» **Consigne**
Réécrivez le passage de l'extrait sur le référendum en Guinée qui commence aux mots « L'annonce a été » et se termine après « constitutionnel en Guinée. », en mettant « la capitale guinéenne » à la place de « Conakry ».

───── Extrait de page ─────

L'annonce a été faite par Gabriel Hana, président du conseil national de la société civile guinéenne (CNOSCG), en marge d'une rencontre d'information avec le ministère de l'administration du territoire et de la décentralisation, le vendredi 19 septembre à Conakry. Ce qui veut dire qu'en plus de la CEDEAO, de l'Union africaine, l'organisation internationale de la francophonie (OIF) pour ne citer que celles-ci, la société civile guinéenne va veiller aussi à la transparence et à la régularité du scrutin référendaire du 21 septembre, étape clé du retour à l'ordre constitutionnel en Guinée.
"C’est un ensemble de bonnes pratiques, qui doit régir les comportements des observateurs sur le terrain. Surtout qu’en plus des observateurs nationaux, il y a déjà des observateurs internationaux. Ça veut dire que c’est extrêmement important d’harmoniser cet ensemble de bonnes pratiques pour permettre à tous les observateurs de se comporter comme tel. Nous apprécions cela à sa juste valeur parce que c’est extrêmement important à chaque étape d’harmoniser les orientations, d’harmoniser les principes de collaboration avec la direction. Ce qui évite des dérapages, ce qui évite que les choses n’aillent dans tous les sens. Nous avons pris bonne note, le code sera dispaché dans tout le pays avec nos 6 000 observateurs sur le terrain", s'est félicité Gabriel Haba, président du CNOSCG.
Le secrétaire général du ministère de l’Administration du Territoire et de la décentralisation, Mohamed Sikhé Camara, a pour sa part rassuré tous les acteurs 'du bon déroulement du processus électoral.

───── Données fournies ─────

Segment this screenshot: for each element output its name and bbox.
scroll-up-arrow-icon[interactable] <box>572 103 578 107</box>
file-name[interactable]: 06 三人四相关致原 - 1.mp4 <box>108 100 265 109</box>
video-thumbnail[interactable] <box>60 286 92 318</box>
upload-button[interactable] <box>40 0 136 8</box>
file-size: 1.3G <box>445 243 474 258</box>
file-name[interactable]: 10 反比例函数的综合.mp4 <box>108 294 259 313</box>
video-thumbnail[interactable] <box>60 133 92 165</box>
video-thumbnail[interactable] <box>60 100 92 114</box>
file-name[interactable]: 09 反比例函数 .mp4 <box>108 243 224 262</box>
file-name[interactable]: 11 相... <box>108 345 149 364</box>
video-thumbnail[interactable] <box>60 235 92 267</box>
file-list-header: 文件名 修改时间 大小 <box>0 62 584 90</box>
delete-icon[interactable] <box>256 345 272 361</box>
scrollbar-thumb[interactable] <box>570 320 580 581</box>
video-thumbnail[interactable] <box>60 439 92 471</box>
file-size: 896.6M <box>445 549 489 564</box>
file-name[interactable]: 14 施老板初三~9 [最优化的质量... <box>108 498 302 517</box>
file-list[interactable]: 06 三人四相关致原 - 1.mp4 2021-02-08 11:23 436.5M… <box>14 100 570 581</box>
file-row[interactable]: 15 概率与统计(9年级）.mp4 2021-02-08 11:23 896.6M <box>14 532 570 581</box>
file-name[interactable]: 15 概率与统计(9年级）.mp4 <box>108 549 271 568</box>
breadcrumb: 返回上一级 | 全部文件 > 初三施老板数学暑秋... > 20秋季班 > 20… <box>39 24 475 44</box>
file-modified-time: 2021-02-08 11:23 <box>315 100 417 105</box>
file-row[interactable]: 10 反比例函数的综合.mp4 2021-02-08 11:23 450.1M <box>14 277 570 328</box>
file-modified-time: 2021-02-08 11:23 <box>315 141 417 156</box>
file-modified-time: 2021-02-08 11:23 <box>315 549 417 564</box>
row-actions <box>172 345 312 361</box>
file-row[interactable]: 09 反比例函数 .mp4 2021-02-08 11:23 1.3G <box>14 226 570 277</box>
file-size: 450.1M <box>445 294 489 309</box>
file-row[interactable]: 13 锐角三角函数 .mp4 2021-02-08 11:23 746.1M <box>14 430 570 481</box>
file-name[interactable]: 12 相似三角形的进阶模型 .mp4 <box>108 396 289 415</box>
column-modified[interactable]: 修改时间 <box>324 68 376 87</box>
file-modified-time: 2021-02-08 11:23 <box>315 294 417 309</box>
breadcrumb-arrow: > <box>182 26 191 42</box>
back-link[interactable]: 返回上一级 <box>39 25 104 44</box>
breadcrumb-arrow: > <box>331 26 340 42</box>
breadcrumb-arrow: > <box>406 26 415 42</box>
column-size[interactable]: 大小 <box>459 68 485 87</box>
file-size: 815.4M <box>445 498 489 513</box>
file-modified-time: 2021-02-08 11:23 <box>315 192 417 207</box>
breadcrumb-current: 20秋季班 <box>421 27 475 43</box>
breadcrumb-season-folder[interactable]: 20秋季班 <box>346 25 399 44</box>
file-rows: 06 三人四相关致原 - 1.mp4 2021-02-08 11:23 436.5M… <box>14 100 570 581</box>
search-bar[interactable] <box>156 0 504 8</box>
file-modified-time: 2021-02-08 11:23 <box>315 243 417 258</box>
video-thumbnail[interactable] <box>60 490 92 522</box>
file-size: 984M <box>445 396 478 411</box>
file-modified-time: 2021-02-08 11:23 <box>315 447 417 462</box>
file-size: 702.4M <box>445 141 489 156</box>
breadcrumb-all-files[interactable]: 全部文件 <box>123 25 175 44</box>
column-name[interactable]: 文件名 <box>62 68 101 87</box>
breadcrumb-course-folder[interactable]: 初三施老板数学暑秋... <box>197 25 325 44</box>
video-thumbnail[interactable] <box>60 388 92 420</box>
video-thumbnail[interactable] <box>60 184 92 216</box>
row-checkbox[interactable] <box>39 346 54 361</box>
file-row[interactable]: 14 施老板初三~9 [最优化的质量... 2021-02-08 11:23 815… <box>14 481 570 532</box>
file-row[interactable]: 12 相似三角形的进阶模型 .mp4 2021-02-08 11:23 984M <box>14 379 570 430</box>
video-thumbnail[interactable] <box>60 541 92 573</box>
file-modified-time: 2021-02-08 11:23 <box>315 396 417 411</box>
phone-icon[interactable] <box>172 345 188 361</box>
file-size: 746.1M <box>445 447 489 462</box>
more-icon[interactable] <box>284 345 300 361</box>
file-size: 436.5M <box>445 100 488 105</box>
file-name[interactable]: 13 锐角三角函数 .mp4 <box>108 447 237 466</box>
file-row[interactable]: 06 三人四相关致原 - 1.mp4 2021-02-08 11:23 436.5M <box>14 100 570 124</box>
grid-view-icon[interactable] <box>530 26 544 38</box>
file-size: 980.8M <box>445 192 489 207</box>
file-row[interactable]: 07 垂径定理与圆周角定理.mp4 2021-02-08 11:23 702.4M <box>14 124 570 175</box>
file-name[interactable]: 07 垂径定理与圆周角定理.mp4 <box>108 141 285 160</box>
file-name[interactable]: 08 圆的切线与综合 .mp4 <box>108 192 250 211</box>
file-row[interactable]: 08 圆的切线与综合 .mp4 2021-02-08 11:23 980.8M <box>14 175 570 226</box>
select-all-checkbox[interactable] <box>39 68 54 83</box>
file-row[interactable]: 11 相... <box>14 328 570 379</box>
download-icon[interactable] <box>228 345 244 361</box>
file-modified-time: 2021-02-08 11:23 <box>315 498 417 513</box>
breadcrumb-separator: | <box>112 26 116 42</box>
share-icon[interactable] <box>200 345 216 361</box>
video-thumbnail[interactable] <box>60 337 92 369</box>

─────

» **Réponse**
L'annonce a été faite par Gabriel Hana, président du conseil national de la société civile guinéenne (CNOSCG), en marge d'une rencontre d'information avec le ministère de l'administration du territoire et de la décentralisation, le vendredi 19 septembre à la capitale guinéenne. Ce qui veut dire qu'en plus de la CEDEAO, de l'Union africaine, l'organisation internationale de la francophonie (OIF) pour ne citer que celles-ci, la société civile guinéenne va veiller aussi à la transparence et à la régularité du scrutin référendaire du 21 septembre, étape clé du retour à l'ordre constitutionnel en Guinée.